## Your goal
In the entries, find all lines that hold the word "Repairs" and copy them.

──────── Items

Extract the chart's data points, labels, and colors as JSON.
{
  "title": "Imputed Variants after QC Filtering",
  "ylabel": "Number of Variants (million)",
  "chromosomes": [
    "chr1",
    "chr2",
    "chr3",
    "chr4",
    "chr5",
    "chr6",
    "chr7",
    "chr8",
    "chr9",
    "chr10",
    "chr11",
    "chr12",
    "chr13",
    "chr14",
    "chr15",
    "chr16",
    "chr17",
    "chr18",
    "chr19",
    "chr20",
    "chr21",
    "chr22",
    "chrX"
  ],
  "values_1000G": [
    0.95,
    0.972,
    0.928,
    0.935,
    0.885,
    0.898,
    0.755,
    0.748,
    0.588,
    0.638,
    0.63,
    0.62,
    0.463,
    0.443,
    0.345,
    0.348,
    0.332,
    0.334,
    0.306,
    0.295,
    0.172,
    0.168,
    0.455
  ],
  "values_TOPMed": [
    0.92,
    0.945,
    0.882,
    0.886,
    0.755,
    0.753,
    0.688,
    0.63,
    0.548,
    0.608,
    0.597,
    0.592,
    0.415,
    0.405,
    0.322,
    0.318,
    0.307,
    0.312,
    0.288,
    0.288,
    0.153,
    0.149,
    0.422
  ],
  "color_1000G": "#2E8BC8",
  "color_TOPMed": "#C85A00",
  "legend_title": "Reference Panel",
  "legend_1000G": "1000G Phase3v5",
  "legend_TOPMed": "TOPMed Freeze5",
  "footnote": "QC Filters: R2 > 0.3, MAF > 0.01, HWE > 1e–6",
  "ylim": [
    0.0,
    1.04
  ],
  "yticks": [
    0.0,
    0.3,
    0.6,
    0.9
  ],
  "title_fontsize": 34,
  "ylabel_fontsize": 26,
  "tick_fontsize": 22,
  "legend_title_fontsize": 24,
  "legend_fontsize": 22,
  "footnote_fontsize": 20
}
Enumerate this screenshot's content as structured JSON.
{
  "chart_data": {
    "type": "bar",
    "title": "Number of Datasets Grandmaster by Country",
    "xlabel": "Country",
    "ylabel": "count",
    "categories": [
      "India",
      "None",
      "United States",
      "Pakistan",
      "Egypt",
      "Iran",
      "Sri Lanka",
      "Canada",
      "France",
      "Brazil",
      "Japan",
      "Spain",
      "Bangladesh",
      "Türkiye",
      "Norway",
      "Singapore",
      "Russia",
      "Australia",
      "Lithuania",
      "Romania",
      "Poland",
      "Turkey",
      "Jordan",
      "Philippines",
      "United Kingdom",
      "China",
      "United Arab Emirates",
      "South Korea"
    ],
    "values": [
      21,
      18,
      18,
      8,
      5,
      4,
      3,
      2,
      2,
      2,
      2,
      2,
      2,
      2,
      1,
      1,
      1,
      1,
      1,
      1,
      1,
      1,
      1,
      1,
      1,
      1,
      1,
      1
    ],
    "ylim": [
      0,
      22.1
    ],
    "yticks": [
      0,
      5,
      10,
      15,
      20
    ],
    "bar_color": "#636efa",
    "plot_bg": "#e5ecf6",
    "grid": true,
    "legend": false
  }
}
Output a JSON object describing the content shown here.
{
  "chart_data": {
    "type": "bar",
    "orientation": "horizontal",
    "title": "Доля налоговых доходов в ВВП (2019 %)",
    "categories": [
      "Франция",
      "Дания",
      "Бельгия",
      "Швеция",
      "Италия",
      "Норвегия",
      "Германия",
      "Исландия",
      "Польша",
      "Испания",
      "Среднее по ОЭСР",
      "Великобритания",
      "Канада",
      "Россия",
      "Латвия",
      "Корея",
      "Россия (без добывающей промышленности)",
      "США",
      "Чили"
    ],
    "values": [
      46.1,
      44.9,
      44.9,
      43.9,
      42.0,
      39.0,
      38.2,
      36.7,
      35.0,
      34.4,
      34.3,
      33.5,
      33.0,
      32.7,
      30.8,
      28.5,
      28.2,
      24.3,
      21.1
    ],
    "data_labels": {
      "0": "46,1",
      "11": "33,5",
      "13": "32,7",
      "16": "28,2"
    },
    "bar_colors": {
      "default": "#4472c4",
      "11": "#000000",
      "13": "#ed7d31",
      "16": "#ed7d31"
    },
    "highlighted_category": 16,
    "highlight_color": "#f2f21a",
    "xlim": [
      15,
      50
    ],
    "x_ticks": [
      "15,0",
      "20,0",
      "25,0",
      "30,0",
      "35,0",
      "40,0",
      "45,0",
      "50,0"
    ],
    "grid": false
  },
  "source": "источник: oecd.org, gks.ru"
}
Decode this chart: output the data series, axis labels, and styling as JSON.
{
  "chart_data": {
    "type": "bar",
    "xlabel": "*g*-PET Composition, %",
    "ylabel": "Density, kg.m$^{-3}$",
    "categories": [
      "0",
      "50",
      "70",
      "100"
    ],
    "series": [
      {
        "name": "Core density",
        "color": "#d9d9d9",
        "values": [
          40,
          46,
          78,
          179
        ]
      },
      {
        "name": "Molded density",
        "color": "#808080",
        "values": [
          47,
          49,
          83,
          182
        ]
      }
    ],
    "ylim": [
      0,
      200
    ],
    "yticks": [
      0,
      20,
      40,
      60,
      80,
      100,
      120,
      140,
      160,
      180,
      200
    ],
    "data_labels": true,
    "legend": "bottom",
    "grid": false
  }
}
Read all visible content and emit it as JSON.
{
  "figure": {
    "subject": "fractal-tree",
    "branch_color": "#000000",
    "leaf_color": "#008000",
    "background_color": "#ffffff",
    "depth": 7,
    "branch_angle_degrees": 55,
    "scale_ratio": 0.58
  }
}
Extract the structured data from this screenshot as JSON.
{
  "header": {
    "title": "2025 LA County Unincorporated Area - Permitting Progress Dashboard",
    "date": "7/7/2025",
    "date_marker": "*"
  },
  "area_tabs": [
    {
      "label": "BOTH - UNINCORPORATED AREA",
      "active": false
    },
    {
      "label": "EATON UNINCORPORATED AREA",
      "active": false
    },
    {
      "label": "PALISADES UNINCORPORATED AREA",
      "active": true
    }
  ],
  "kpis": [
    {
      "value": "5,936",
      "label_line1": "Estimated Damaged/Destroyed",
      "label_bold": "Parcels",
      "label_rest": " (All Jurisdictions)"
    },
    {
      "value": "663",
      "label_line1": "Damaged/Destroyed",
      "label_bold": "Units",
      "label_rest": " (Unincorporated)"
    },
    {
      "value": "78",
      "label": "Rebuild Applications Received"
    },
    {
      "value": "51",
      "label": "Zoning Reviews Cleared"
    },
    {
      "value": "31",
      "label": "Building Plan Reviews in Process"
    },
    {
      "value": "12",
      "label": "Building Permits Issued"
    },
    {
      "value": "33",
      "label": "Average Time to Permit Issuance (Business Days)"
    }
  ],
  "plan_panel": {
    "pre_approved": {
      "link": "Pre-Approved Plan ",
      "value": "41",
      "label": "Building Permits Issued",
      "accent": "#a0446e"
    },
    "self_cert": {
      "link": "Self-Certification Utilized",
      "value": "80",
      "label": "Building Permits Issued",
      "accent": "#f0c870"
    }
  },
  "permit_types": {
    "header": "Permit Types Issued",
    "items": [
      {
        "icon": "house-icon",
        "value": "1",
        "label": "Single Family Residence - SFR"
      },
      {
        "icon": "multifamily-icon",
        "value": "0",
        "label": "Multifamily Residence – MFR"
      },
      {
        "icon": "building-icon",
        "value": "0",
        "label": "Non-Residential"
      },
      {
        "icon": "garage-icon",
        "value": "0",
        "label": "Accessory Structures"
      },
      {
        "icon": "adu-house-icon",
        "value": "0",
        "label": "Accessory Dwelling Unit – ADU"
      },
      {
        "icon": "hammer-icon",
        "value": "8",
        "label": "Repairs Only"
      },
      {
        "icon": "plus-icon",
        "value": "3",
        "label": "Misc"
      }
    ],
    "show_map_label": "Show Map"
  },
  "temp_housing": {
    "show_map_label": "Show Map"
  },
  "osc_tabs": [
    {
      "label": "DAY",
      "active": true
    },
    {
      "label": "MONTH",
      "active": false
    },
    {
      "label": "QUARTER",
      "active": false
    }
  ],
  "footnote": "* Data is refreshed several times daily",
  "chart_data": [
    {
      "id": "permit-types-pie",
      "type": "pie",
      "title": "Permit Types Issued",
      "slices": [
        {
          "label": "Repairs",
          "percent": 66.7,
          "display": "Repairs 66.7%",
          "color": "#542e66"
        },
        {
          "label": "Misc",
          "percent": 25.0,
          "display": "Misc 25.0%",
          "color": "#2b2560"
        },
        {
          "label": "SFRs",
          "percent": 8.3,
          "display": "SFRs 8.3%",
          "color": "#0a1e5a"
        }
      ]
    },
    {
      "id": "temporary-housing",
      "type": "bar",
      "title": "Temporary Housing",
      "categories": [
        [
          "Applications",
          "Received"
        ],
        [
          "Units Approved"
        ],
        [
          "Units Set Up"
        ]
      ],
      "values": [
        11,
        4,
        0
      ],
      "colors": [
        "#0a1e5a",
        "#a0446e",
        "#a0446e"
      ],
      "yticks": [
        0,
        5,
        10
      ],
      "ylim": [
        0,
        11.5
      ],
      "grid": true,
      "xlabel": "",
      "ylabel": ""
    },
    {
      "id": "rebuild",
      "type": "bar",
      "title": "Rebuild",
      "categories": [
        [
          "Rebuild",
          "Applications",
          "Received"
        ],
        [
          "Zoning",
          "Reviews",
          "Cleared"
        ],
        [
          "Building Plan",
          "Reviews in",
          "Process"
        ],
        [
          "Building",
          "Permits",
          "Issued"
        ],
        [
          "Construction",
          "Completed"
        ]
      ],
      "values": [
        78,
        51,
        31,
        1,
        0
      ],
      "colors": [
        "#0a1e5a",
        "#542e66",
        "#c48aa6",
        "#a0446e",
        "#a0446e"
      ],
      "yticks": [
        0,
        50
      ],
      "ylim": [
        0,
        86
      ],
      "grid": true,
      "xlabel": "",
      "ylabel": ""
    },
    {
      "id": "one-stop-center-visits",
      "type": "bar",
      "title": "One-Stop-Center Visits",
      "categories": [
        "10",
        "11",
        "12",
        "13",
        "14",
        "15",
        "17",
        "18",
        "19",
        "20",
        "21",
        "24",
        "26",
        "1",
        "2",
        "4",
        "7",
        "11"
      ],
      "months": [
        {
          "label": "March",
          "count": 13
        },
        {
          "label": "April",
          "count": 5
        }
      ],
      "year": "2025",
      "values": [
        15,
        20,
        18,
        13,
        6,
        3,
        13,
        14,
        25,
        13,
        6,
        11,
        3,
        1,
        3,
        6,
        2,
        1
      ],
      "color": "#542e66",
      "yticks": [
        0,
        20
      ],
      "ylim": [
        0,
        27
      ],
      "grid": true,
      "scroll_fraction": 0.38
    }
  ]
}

────────────────

## Exercise answer
        "label": "Repairs Only"
          "label": "Repairs",
          "display": "Repairs 66.7%",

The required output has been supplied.